Your instructions:
Format every line of the material below as a Markdown table with the columns No. and Line, giving each line a row number and omitting blank lines.

Given information:
※ ※ ※

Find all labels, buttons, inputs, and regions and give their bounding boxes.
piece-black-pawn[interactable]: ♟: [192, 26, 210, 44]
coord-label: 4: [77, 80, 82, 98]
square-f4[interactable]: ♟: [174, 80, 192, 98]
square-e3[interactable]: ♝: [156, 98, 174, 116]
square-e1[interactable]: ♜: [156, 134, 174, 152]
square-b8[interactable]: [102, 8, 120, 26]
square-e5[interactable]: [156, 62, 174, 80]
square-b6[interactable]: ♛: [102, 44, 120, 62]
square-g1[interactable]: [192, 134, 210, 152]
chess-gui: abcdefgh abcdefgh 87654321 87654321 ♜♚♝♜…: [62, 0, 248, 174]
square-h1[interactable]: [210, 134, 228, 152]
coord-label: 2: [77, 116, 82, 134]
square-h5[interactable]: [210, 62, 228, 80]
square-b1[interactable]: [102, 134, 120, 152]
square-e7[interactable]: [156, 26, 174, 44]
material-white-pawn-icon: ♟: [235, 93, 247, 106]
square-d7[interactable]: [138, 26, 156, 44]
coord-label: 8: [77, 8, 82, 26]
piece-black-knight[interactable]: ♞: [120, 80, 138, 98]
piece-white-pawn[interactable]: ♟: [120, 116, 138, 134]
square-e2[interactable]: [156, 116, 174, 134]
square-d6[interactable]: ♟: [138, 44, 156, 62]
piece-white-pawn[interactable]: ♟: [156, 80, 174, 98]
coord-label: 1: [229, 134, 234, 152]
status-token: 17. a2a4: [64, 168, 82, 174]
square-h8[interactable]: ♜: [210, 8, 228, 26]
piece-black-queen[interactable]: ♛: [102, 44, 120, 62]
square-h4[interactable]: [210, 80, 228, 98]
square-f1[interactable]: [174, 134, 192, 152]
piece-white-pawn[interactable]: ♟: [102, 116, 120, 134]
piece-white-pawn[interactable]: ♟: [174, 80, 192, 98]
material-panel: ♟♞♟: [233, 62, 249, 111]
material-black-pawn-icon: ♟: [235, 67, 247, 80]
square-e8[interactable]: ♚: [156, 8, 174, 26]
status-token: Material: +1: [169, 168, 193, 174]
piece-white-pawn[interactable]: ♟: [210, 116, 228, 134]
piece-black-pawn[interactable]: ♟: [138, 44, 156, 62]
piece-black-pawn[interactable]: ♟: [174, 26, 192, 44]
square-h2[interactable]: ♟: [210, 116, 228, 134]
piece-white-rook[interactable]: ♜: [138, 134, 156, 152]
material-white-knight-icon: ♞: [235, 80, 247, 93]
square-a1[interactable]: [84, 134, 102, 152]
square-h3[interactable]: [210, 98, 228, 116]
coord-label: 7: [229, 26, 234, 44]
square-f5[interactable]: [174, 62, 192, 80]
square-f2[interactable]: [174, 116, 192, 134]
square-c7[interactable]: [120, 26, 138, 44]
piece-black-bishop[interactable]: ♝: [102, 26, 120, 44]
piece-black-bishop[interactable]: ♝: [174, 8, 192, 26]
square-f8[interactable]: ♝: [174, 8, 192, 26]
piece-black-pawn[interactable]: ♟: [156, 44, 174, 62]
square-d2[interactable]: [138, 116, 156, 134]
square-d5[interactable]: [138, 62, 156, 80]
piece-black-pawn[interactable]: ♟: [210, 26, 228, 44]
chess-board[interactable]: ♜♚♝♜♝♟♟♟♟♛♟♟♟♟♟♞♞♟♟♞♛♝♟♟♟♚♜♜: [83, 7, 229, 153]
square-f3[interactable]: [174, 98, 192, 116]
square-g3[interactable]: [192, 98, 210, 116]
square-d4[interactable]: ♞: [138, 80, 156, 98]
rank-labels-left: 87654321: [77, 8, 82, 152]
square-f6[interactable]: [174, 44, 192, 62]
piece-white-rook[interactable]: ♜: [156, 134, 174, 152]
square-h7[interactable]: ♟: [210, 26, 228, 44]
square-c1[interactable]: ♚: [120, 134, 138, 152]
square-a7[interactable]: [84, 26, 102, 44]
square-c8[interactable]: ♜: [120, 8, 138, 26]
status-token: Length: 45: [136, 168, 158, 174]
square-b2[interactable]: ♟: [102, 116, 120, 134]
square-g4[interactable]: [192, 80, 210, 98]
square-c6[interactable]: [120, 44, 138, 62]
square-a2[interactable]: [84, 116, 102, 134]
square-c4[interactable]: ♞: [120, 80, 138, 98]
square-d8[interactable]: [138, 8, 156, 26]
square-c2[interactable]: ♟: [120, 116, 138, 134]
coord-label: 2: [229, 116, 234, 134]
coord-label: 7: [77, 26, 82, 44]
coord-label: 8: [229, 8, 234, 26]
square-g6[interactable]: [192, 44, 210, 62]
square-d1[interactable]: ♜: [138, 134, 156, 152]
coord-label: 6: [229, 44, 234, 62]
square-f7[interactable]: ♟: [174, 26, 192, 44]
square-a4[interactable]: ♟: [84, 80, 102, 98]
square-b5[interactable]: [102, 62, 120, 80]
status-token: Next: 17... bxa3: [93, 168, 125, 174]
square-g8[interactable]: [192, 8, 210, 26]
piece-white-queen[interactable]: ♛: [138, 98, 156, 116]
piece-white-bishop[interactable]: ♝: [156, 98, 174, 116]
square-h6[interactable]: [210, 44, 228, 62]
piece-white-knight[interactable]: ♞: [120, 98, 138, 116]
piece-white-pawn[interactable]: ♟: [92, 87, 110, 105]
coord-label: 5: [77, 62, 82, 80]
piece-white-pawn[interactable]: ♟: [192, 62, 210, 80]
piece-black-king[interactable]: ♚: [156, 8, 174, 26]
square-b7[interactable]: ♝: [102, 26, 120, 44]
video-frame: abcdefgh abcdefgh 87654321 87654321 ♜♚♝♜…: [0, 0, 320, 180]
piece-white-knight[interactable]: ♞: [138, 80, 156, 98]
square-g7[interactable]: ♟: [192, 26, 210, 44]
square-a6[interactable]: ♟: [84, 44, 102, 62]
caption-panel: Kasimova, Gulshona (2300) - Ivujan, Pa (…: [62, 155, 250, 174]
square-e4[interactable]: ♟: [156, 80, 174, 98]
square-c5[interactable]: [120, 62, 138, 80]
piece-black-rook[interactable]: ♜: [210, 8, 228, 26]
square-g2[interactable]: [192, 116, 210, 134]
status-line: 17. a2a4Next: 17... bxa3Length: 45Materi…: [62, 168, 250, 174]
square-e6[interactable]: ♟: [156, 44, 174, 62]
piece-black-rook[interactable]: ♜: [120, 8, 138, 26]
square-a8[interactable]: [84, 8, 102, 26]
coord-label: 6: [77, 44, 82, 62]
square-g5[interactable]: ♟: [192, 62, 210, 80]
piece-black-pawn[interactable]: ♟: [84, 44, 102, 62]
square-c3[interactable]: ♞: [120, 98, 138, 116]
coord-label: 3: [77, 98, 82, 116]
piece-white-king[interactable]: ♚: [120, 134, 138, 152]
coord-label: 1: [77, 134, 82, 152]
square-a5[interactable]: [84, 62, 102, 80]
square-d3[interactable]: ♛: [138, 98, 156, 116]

※ ※ ※

Worked answer:
| No. | Line |
|---|---|
| 1 | Find all labels, buttons, inputs, and regions and give their bounding boxes. |
| 2 | piece-black-pawn[interactable]: ♟: [192, 26, 210, 44] |
| 3 | coord-label: 4: [77, 80, 82, 98] |
| 4 | square-f4[interactable]: ♟: [174, 80, 192, 98] |
| 5 | square-e3[interactable]: ♝: [156, 98, 174, 116] |
| 6 | square-e1[interactable]: ♜: [156, 134, 174, 152] |
| 7 | square-b8[interactable]: [102, 8, 120, 26] |
| 8 | square-e5[interactable]: [156, 62, 174, 80] |
| 9 | square-b6[interactable]: ♛: [102, 44, 120, 62] |
| 10 | square-g1[interactable]: [192, 134, 210, 152] |
| 11 | chess-gui: abcdefgh abcdefgh 87654321 87654321 ♜♚♝♜…: [62, 0, 248, 174] |
| 12 | square-h1[interactable]: [210, 134, 228, 152] |
| 13 | coord-label: 2: [77, 116, 82, 134] |
| 14 | square-h5[interactable]: [210, 62, 228, 80] |
| 15 | square-b1[interactable]: [102, 134, 120, 152] |
| 16 | square-e7[interactable]: [156, 26, 174, 44] |
| 17 | material-white-pawn-icon: ♟: [235, 93, 247, 106] |
| 18 | square-d7[interactable]: [138, 26, 156, 44] |
| 19 | coord-label: 8: [77, 8, 82, 26] |
| 20 | piece-black-knight[interactable]: ♞: [120, 80, 138, 98] |
| 21 | piece-white-pawn[interactable]: ♟: [120, 116, 138, 134] |
| 22 | square-e2[interactable]: [156, 116, 174, 134] |
| 23 | square-d6[interactable]: ♟: [138, 44, 156, 62] |
| 24 | piece-white-pawn[interactable]: ♟: [156, 80, 174, 98] |
| 25 | coord-label: 1: [229, 134, 234, 152] |
| 26 | status-token: 17. a2a4: [64, 168, 82, 174] |
| 27 | square-h8[interactable]: ♜: [210, 8, 228, 26] |
| 28 | piece-black-queen[interactable]: ♛: [102, 44, 120, 62] |
| 29 | square-h4[interactable]: [210, 80, 228, 98] |
| 30 | square-f1[interactable]: [174, 134, 192, 152] |
| 31 | piece-white-pawn[interactable]: ♟: [102, 116, 120, 134] |
| 32 | piece-white-pawn[interactable]: ♟: [174, 80, 192, 98] |
| 33 | material-panel: ♟♞♟: [233, 62, 249, 111] |
| 34 | material-black-pawn-icon: ♟: [235, 67, 247, 80] |
| 35 | square-e8[interactable]: ♚: [156, 8, 174, 26] |
| 36 | status-token: Material: +1: [169, 168, 193, 174] |
| 37 | piece-white-pawn[interactable]: ♟: [210, 116, 228, 134] |
| 38 | piece-black-pawn[interactable]: ♟: [138, 44, 156, 62] |
| 39 | piece-black-pawn[interactable]: ♟: [174, 26, 192, 44] |
| 40 | square-h2[interactable]: ♟: [210, 116, 228, 134] |
| 41 | piece-white-rook[interactable]: ♜: [138, 134, 156, 152] |
| 42 | material-white-knight-icon: ♞: [235, 80, 247, 93] |
| 43 | square-a1[interactable]: [84, 134, 102, 152] |
| 44 | square-h3[interactable]: [210, 98, 228, 116] |
| 45 | coord-label: 7: [229, 26, 234, 44] |
| 46 | square-f5[interactable]: [174, 62, 192, 80] |
| 47 | square-f2[interactable]: [174, 116, 192, 134] |
| 48 | square-c7[interactable]: [120, 26, 138, 44] |
| 49 | piece-black-bishop[interactable]: ♝: [102, 26, 120, 44] |
| 50 | piece-black-bishop[interactable]: ♝: [174, 8, 192, 26] |
| 51 | square-f8[interactable]: ♝: [174, 8, 192, 26] |
| 52 | piece-black-pawn[interactable]: ♟: [156, 44, 174, 62] |
| 53 | square-d2[interactable]: [138, 116, 156, 134] |
| 54 | square-d5[interactable]: [138, 62, 156, 80] |
| 55 | piece-black-pawn[interactable]: ♟: [210, 26, 228, 44] |
| 56 | chess-board[interactable]: ♜♚♝♜♝♟♟♟♟♛♟♟♟♟♟♞♞♟♟♞♛♝♟♟♟♚♜♜: [83, 7, 229, 153] |
| 57 | square-f3[interactable]: [174, 98, 192, 116] |
| 58 | square-g3[interactable]: [192, 98, 210, 116] |
| 59 | square-d4[interactable]: ♞: [138, 80, 156, 98] |
| 60 | rank-labels-left: 87654321: [77, 8, 82, 152] |
| 61 | square-f6[interactable]: [174, 44, 192, 62] |
| 62 | piece-white-rook[interactable]: ♜: [156, 134, 174, 152] |
| 63 | square-h7[interactable]: ♟: [210, 26, 228, 44] |
| 64 | square-c1[interactable]: ♚: [120, 134, 138, 152] |
| 65 | square-a7[interactable]: [84, 26, 102, 44] |
| 66 | square-c8[interactable]: ♜: [120, 8, 138, 26] |
| 67 | status-token: Length: 45: [136, 168, 158, 174] |
| 68 | square-b2[interactable]: ♟: [102, 116, 120, 134] |
| 69 | square-g4[interactable]: [192, 80, 210, 98] |
| 70 | square-c6[interactable]: [120, 44, 138, 62] |
| 71 | square-a2[interactable]: [84, 116, 102, 134] |
| 72 | square-c4[interactable]: ♞: [120, 80, 138, 98] |
| 73 | square-d8[interactable]: [138, 8, 156, 26] |
| 74 | square-c2[interactable]: ♟: [120, 116, 138, 134] |
| 75 | coord-label: 2: [229, 116, 234, 134] |
| 76 | coord-label: 7: [77, 26, 82, 44] |
| 77 | coord-label: 8: [229, 8, 234, 26] |
| 78 | square-g6[interactable]: [192, 44, 210, 62] |
| 79 | square-d1[interactable]: ♜: [138, 134, 156, 152] |
| 80 | coord-label: 6: [229, 44, 234, 62] |
| 81 | square-f7[interactable]: ♟: [174, 26, 192, 44] |
| 82 | square-a4[interactable]: ♟: [84, 80, 102, 98] |
| 83 | square-b5[interactable]: [102, 62, 120, 80] |
| 84 | status-token: Next: 17... bxa3: [93, 168, 125, 174] |
| 85 | square-g8[interactable]: [192, 8, 210, 26] |
| 86 | piece-white-queen[interactable]: ♛: [138, 98, 156, 116] |
| 87 | piece-white-bishop[interactable]: ♝: [156, 98, 174, 116] |
| 88 | square-h6[interactable]: [210, 44, 228, 62] |
| 89 | piece-white-knight[interactable]: ♞: [120, 98, 138, 116] |
| 90 | piece-white-pawn[interactable]: ♟: [92, 87, 110, 105] |
| 91 | coord-label: 5: [77, 62, 82, 80] |
| 92 | piece-white-pawn[interactable]: ♟: [192, 62, 210, 80] |
| 93 | piece-black-king[interactable]: ♚: [156, 8, 174, 26] |
| 94 | square-b7[interactable]: ♝: [102, 26, 120, 44] |
| 95 | video-frame: abcdefgh abcdefgh 87654321 87654321 ♜♚♝♜…: [0, 0, 320, 180] |
| 96 | piece-white-knight[interactable]: ♞: [138, 80, 156, 98] |
| 97 | square-g7[interactable]: ♟: [192, 26, 210, 44] |
| 98 | square-a6[interactable]: ♟: [84, 44, 102, 62] |
| 99 | caption-panel: Kasimova, Gulshona (2300) - Ivujan, Pa (…: [62, 155, 250, 174] |
| 100 | square-e4[interactable]: ♟: [156, 80, 174, 98] |
| 101 | square-c5[interactable]: [120, 62, 138, 80] |
| 102 | piece-black-rook[interactable]: ♜: [210, 8, 228, 26] |
| 103 | square-g2[interactable]: [192, 116, 210, 134] |
| 104 | status-line: 17. a2a4Next: 17... bxa3Length: 45Materi…: [62, 168, 250, 174] |
| 105 | square-e6[interactable]: ♟: [156, 44, 174, 62] |
| 106 | piece-black-rook[interactable]: ♜: [120, 8, 138, 26] |
| 107 | square-a8[interactable]: [84, 8, 102, 26] |
| 108 | coord-label: 6: [77, 44, 82, 62] |
| 109 | square-g5[interactable]: ♟: [192, 62, 210, 80] |
| 110 | piece-black-pawn[interactable]: ♟: [84, 44, 102, 62] |
| 111 | square-c3[interactable]: ♞: [120, 98, 138, 116] |
| 112 | coord-label: 3: [77, 98, 82, 116] |
| 113 | piece-white-king[interactable]: ♚: [120, 134, 138, 152] |
| 114 | coord-label: 1: [77, 134, 82, 152] |
| 115 | square-a5[interactable]: [84, 62, 102, 80] |
| 116 | square-d3[interactable]: ♛: [138, 98, 156, 116] |